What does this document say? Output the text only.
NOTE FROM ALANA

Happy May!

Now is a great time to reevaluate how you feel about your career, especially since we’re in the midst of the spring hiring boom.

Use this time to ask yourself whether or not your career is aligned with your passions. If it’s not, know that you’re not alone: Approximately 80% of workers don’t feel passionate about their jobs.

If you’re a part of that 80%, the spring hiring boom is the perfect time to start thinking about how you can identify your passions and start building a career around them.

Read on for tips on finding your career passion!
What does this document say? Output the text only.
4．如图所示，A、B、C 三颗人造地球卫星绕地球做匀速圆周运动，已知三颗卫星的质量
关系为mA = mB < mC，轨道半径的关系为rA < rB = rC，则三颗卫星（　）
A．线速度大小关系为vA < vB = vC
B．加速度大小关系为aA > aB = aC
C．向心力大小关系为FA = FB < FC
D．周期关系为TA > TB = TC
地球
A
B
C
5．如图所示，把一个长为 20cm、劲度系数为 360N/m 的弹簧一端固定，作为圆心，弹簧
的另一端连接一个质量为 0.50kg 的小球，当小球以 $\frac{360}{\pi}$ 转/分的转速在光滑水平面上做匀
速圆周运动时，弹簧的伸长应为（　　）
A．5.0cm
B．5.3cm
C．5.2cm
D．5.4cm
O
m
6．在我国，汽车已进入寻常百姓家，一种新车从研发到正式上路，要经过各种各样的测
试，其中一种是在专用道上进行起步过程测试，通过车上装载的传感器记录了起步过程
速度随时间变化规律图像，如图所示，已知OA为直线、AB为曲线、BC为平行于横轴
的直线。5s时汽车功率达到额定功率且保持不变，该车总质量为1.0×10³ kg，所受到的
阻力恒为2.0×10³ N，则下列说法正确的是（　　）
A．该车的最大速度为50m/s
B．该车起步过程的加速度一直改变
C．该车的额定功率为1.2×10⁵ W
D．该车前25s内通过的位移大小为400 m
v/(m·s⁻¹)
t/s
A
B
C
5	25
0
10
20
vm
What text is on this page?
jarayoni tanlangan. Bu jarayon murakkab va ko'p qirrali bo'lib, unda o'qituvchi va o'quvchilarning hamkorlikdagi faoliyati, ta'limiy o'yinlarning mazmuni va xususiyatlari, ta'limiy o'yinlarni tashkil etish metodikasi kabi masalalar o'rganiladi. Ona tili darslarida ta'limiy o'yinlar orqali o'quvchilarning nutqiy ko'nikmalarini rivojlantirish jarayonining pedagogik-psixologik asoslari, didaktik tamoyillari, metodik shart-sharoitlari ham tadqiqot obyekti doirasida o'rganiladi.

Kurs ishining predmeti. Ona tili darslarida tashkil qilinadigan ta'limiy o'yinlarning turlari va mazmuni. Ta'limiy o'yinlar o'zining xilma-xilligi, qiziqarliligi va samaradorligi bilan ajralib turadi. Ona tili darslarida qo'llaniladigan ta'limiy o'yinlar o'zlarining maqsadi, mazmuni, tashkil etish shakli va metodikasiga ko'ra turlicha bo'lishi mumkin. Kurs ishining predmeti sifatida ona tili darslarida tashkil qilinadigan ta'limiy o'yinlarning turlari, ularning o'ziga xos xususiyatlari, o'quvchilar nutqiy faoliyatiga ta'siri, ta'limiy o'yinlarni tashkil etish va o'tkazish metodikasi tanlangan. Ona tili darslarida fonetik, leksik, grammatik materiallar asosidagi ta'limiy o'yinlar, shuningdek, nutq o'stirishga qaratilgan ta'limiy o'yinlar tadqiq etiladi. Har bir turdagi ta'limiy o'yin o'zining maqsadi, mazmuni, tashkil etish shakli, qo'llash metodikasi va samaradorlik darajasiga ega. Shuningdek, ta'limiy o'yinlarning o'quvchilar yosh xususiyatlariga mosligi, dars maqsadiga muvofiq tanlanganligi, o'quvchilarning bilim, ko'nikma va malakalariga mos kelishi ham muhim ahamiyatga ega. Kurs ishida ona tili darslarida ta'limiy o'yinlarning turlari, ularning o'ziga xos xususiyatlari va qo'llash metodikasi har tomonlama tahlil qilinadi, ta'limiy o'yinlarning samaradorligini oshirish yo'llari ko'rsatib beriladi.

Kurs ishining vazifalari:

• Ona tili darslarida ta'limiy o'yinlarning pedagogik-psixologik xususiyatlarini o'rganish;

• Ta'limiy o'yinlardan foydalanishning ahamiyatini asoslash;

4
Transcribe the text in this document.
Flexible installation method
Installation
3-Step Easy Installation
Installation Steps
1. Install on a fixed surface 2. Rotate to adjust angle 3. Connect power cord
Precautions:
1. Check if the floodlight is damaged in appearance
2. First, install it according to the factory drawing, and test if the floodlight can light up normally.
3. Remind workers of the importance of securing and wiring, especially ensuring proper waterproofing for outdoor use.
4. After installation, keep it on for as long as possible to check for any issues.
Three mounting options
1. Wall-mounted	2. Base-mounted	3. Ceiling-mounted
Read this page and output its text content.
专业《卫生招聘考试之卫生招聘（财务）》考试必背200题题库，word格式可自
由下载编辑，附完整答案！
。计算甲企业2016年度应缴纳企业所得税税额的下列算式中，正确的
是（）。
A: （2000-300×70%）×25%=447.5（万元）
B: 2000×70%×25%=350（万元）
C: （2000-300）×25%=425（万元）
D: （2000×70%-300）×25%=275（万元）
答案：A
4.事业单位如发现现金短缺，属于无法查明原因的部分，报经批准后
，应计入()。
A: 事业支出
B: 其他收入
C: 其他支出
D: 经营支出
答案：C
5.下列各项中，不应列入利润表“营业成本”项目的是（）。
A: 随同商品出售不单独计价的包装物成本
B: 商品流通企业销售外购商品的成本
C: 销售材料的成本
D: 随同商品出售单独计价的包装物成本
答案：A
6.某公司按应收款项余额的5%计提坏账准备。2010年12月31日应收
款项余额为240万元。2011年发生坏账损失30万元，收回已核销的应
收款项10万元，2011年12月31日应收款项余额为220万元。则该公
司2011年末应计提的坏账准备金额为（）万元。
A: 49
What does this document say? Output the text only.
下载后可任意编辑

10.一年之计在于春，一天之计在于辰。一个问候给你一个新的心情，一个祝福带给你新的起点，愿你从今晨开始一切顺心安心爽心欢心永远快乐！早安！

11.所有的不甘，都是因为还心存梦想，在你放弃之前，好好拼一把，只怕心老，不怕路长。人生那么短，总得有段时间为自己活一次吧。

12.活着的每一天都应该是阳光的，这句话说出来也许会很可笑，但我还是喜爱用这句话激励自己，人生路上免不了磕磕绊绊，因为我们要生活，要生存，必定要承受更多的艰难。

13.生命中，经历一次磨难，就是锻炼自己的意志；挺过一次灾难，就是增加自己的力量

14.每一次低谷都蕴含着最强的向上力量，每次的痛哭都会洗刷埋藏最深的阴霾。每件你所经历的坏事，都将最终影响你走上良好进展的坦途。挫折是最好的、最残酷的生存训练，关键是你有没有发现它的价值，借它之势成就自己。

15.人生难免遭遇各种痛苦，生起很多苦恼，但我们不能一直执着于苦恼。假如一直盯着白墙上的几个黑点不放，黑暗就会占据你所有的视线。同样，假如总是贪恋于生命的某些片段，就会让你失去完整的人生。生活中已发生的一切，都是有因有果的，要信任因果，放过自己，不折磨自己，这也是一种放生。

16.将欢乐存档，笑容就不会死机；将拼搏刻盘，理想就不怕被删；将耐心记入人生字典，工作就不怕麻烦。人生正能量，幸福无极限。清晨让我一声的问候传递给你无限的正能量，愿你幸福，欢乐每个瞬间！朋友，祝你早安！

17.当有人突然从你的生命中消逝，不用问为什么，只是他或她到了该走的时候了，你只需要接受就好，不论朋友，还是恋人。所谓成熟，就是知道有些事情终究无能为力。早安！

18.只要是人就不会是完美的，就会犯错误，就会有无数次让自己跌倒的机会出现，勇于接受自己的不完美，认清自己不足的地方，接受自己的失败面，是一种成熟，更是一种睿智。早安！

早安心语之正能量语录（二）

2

───

Copy only this span: the line that contains "Read this page and output its text content.", the last line, and every line between them.

__Answer for this exercise__:
Read this page and output its text content.
专业《卫生招聘考试之卫生招聘（财务）》考试必背200题题库，word格式可自
由下载编辑，附完整答案！
。计算甲企业2016年度应缴纳企业所得税税额的下列算式中，正确的
是（）。
A: （2000-300×70%）×25%=447.5（万元）
B: 2000×70%×25%=350（万元）
C: （2000-300）×25%=425（万元）
D: （2000×70%-300）×25%=275（万元）
答案：A
4.事业单位如发现现金短缺，属于无法查明原因的部分，报经批准后
，应计入()。
A: 事业支出
B: 其他收入
C: 其他支出
D: 经营支出
答案：C
5.下列各项中，不应列入利润表“营业成本”项目的是（）。
A: 随同商品出售不单独计价的包装物成本
B: 商品流通企业销售外购商品的成本
C: 销售材料的成本
D: 随同商品出售单独计价的包装物成本
答案：A
6.某公司按应收款项余额的5%计提坏账准备。2010年12月31日应收
款项余额为240万元。2011年发生坏账损失30万元，收回已核销的应
收款项10万元，2011年12月31日应收款项余额为220万元。则该公
司2011年末应计提的坏账准备金额为（）万元。
A: 49
What does this document say? Output the text only.
下载后可任意编辑

10.一年之计在于春，一天之计在于辰。一个问候给你一个新的心情，一个祝福带给你新的起点，愿你从今晨开始一切顺心安心爽心欢心永远快乐！早安！

11.所有的不甘，都是因为还心存梦想，在你放弃之前，好好拼一把，只怕心老，不怕路长。人生那么短，总得有段时间为自己活一次吧。

12.活着的每一天都应该是阳光的，这句话说出来也许会很可笑，但我还是喜爱用这句话激励自己，人生路上免不了磕磕绊绊，因为我们要生活，要生存，必定要承受更多的艰难。

13.生命中，经历一次磨难，就是锻炼自己的意志；挺过一次灾难，就是增加自己的力量

14.每一次低谷都蕴含着最强的向上力量，每次的痛哭都会洗刷埋藏最深的阴霾。每件你所经历的坏事，都将最终影响你走上良好进展的坦途。挫折是最好的、最残酷的生存训练，关键是你有没有发现它的价值，借它之势成就自己。

15.人生难免遭遇各种痛苦，生起很多苦恼，但我们不能一直执着于苦恼。假如一直盯着白墙上的几个黑点不放，黑暗就会占据你所有的视线。同样，假如总是贪恋于生命的某些片段，就会让你失去完整的人生。生活中已发生的一切，都是有因有果的，要信任因果，放过自己，不折磨自己，这也是一种放生。

16.将欢乐存档，笑容就不会死机；将拼搏刻盘，理想就不怕被删；将耐心记入人生字典，工作就不怕麻烦。人生正能量，幸福无极限。清晨让我一声的问候传递给你无限的正能量，愿你幸福，欢乐每个瞬间！朋友，祝你早安！

17.当有人突然从你的生命中消逝，不用问为什么，只是他或她到了该走的时候了，你只需要接受就好，不论朋友，还是恋人。所谓成熟，就是知道有些事情终究无能为力。早安！

18.只要是人就不会是完美的，就会犯错误，就会有无数次让自己跌倒的机会出现，勇于接受自己的不完美，认清自己不足的地方，接受自己的失败面，是一种成熟，更是一种睿智。早安！

早安心语之正能量语录（二）

2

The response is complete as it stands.